Source records:
-------

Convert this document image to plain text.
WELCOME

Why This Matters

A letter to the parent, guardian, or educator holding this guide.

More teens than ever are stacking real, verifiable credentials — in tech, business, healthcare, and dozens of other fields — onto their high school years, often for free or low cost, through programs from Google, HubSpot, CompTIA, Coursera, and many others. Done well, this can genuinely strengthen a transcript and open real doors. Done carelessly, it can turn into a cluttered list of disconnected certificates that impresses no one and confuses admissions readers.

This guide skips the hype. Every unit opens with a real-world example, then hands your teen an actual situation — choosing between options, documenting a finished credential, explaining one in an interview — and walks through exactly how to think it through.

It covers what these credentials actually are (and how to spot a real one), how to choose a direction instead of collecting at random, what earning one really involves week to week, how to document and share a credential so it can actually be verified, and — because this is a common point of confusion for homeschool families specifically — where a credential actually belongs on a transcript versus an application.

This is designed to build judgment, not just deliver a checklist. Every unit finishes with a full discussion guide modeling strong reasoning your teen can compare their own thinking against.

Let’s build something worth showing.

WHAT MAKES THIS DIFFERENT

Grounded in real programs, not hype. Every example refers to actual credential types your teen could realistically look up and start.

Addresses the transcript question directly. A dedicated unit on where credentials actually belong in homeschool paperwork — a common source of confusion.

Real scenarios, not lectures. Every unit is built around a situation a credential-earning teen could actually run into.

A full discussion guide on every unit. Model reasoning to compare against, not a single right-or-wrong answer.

-------

- **Written exercise**:
Give the entries again in full, exactly as they are written.

- **Exercise answer**:
Convert this document image to plain text.
WELCOME

Why This Matters

A letter to the parent, guardian, or educator holding this guide.

More teens than ever are stacking real, verifiable credentials — in tech, business, healthcare, and dozens of other fields — onto their high school years, often for free or low cost, through programs from Google, HubSpot, CompTIA, Coursera, and many others. Done well, this can genuinely strengthen a transcript and open real doors. Done carelessly, it can turn into a cluttered list of disconnected certificates that impresses no one and confuses admissions readers.

This guide skips the hype. Every unit opens with a real-world example, then hands your teen an actual situation — choosing between options, documenting a finished credential, explaining one in an interview — and walks through exactly how to think it through.

It covers what these credentials actually are (and how to spot a real one), how to choose a direction instead of collecting at random, what earning one really involves week to week, how to document and share a credential so it can actually be verified, and — because this is a common point of confusion for homeschool families specifically — where a credential actually belongs on a transcript versus an application.

This is designed to build judgment, not just deliver a checklist. Every unit finishes with a full discussion guide modeling strong reasoning your teen can compare their own thinking against.

Let’s build something worth showing.

WHAT MAKES THIS DIFFERENT

Grounded in real programs, not hype. Every example refers to actual credential types your teen could realistically look up and start.

Addresses the transcript question directly. A dedicated unit on where credentials actually belong in homeschool paperwork — a common source of confusion.

Real scenarios, not lectures. Every unit is built around a situation a credential-earning teen could actually run into.

A full discussion guide on every unit. Model reasoning to compare against, not a single right-or-wrong answer.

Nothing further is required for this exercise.